### Prompt
Find and copy lines holding "about".

* * * *

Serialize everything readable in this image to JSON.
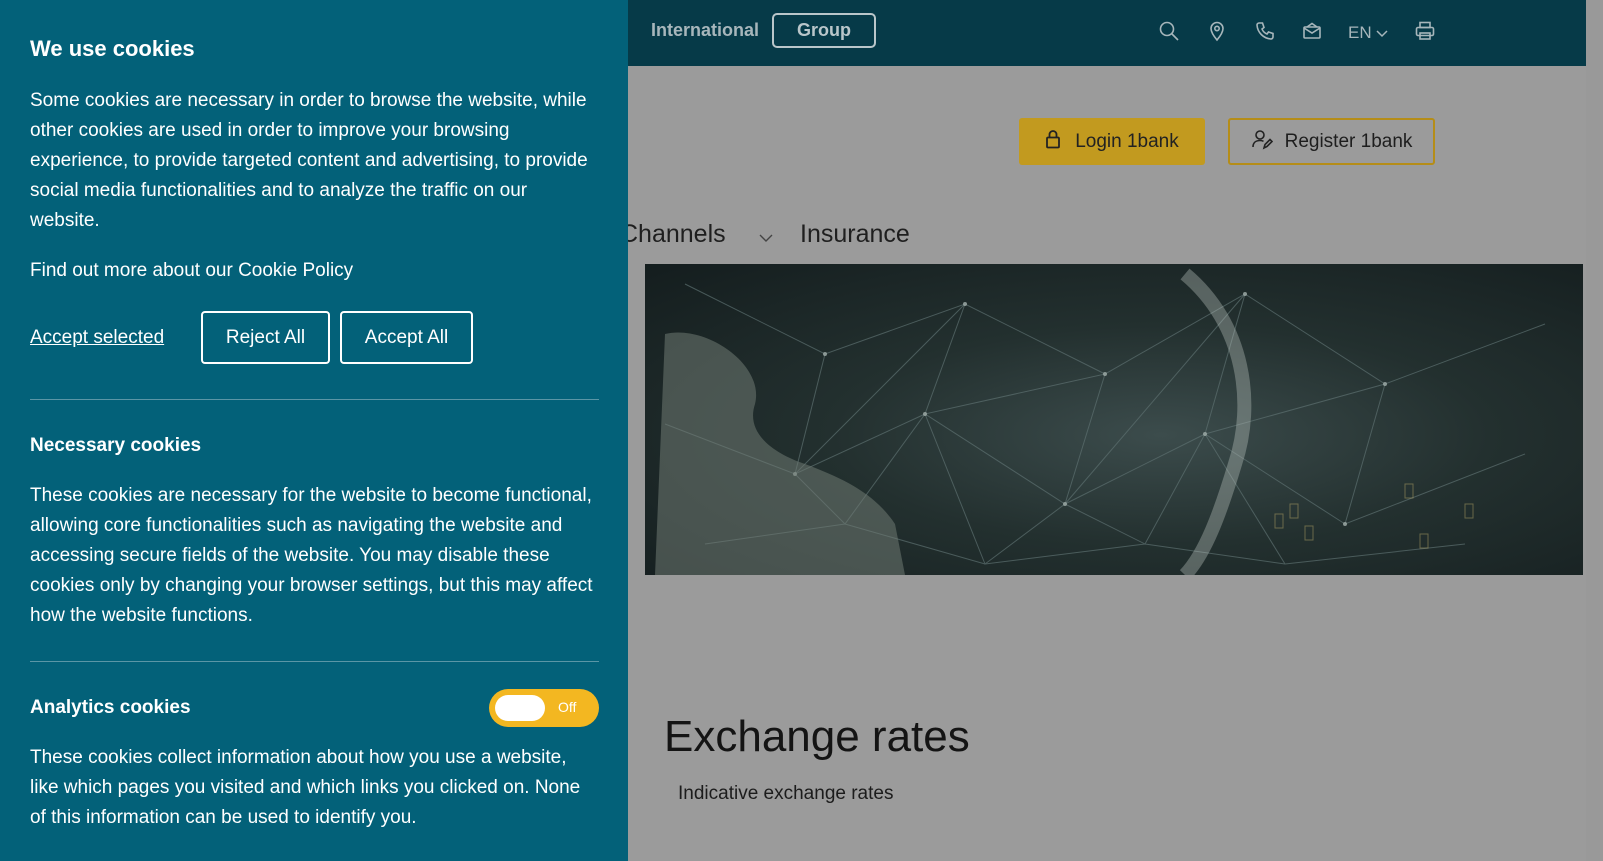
{
  "site": {
    "topbar": {
      "international": "International",
      "group": "Group",
      "language": "EN",
      "icons": [
        "search-icon",
        "location-pin-icon",
        "phone-icon",
        "mail-icon",
        "chevron-down-icon",
        "printer-icon"
      ]
    },
    "buttons": {
      "login": "Login 1bank",
      "register": "Register 1bank"
    },
    "nav": {
      "channels": "Channels",
      "insurance": "Insurance"
    },
    "page_title": "Exchange rates",
    "page_subtitle": "Indicative exchange rates",
    "colors": {
      "topbar": "#063a48",
      "gold": "#c29a1f"
    }
  },
  "cookie": {
    "title": "We use cookies",
    "intro": "Some cookies are necessary in order to browse the website, while other cookies are used in order to improve your browsing experience, to provide targeted content and advertising, to provide social media functionalities and to analyze the traffic on our website.",
    "policy_link": "Find out more about our Cookie Policy",
    "accept_selected": "Accept selected",
    "reject_all": "Reject All",
    "accept_all": "Accept All",
    "necessary_title": "Necessary cookies",
    "necessary_text": "These cookies are necessary for the website to become functional, allowing core functionalities such as navigating the website and accessing secure fields of the website. You may disable these cookies only by changing your browser settings, but this may affect how the website functions.",
    "analytics_title": "Analytics cookies",
    "analytics_toggle": "Off",
    "analytics_text": "These cookies collect information about how you use a website, like which pages you visited and which links you clicked on. None of this information can be used to identify you.",
    "colors": {
      "panel": "#036179",
      "toggle": "#f3b721"
    }
  }
}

* * * *

### The completed task
    "policy_link": "Find out more about our Cookie Policy",
    "analytics_text": "These cookies collect information about how you use a website, like which pages you visited and which links you clicked on. None of this information can be used to identify you.",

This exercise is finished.